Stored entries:
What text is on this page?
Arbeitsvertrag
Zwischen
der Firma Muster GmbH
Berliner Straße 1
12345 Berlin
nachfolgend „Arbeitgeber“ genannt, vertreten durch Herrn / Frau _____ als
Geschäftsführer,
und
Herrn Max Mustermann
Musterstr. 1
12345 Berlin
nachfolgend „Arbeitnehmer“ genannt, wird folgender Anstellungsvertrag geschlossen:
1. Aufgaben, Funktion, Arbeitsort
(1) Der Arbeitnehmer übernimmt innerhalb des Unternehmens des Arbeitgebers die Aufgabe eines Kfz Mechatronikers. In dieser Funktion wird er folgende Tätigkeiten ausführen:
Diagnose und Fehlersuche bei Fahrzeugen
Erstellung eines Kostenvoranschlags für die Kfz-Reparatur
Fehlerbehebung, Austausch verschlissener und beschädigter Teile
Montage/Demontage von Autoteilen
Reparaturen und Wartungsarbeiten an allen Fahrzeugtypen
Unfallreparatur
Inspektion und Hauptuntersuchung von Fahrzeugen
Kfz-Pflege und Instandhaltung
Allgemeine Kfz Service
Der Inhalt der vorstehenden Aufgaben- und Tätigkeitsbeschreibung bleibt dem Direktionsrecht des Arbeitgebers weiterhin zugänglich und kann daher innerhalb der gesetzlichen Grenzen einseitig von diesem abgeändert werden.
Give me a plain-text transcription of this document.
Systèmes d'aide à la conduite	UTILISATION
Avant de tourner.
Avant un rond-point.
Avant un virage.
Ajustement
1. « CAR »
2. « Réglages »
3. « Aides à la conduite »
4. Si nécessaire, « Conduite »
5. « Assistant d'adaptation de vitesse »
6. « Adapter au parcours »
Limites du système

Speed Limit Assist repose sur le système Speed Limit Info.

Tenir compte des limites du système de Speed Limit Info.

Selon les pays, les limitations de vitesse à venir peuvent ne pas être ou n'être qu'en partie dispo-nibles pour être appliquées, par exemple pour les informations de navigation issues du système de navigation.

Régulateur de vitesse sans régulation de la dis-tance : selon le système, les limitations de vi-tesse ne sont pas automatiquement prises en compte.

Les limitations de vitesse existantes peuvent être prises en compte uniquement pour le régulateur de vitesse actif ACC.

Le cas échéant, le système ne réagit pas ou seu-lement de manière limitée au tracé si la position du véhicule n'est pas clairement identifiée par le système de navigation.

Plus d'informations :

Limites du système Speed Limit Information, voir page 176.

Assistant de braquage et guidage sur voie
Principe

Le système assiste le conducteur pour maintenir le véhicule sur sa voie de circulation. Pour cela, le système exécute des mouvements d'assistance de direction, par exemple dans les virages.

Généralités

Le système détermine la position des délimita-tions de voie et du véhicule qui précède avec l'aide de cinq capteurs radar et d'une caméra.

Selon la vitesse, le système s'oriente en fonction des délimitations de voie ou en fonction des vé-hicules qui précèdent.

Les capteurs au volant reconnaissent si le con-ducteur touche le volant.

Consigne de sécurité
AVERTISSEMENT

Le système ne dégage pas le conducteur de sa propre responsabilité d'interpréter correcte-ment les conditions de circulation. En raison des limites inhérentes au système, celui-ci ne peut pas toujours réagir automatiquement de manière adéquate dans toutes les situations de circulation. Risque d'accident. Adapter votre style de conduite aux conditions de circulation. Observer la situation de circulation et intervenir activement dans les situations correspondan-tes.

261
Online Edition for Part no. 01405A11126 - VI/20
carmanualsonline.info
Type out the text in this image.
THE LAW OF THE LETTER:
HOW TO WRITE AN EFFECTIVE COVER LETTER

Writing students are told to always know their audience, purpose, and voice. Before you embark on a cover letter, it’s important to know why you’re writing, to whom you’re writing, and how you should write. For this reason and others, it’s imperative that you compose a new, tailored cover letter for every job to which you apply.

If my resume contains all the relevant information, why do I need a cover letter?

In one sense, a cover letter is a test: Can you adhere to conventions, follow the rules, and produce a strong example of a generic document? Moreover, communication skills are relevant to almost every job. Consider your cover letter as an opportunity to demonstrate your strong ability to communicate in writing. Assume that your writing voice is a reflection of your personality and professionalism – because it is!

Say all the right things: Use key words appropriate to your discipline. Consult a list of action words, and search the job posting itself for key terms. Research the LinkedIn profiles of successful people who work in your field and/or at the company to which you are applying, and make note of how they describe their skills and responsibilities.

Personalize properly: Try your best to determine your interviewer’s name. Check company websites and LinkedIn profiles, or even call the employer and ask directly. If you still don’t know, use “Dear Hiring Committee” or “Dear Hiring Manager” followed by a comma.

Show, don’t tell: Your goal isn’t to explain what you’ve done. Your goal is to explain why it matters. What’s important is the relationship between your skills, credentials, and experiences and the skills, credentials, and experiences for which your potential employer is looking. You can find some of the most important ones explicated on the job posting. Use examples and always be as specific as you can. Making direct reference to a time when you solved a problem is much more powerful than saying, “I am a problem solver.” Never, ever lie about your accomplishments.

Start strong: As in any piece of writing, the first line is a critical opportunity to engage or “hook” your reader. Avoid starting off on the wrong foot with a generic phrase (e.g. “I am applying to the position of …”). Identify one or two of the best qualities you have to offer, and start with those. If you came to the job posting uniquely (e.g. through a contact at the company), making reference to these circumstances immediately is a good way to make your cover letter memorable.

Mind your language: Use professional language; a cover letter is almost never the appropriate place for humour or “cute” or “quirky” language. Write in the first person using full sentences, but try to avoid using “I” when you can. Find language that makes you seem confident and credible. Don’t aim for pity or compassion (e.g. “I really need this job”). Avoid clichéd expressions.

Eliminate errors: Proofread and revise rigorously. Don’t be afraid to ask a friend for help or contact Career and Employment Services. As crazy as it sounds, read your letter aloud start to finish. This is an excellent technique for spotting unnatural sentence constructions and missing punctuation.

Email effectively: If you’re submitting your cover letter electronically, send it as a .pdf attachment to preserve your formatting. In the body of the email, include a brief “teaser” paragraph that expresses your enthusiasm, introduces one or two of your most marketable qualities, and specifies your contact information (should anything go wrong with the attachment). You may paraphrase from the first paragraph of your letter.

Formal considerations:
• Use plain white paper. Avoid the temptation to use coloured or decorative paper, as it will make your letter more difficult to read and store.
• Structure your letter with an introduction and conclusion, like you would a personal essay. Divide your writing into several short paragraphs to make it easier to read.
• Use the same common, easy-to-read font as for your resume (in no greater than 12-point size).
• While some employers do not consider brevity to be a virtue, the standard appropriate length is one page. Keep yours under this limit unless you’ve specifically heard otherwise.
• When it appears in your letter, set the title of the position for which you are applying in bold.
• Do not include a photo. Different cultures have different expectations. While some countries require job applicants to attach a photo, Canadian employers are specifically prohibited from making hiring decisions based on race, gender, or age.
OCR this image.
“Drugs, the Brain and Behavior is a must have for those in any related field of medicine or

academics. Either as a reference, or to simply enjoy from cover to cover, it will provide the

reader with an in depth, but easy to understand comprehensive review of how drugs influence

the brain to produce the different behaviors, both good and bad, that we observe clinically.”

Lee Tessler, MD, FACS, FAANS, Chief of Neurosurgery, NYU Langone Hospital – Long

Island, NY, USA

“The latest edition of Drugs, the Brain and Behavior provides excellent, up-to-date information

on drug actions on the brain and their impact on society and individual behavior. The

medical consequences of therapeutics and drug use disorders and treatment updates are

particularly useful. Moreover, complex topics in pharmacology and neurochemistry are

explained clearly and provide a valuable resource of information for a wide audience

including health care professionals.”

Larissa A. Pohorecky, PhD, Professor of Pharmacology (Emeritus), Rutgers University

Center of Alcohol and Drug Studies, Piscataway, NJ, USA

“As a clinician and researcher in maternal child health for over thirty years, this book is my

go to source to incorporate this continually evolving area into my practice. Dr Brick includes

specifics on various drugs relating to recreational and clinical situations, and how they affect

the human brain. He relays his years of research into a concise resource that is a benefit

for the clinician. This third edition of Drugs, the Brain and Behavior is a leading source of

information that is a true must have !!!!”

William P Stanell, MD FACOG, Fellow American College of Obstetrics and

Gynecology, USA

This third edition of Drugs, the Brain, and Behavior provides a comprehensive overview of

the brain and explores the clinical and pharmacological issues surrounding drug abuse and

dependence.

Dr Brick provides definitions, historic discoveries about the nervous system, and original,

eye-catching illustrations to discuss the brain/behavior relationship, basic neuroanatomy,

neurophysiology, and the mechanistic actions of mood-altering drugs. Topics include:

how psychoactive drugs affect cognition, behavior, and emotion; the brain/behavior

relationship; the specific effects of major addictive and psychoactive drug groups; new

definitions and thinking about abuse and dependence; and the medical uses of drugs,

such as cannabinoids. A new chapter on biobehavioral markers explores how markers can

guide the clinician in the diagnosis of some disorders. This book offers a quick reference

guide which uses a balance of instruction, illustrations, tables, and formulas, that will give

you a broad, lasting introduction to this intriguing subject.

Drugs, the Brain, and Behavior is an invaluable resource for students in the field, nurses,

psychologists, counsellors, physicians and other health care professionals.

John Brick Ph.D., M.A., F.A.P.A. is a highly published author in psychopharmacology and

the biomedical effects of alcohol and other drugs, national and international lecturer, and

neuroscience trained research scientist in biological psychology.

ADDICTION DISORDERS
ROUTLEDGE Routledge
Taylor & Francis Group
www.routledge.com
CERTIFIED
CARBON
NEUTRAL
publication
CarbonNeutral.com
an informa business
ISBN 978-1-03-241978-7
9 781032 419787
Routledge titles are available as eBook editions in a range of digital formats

- Set problem -
Search the lines for the word "Arbeitnehmer" and report how many contain it, by number only.

- Result -
2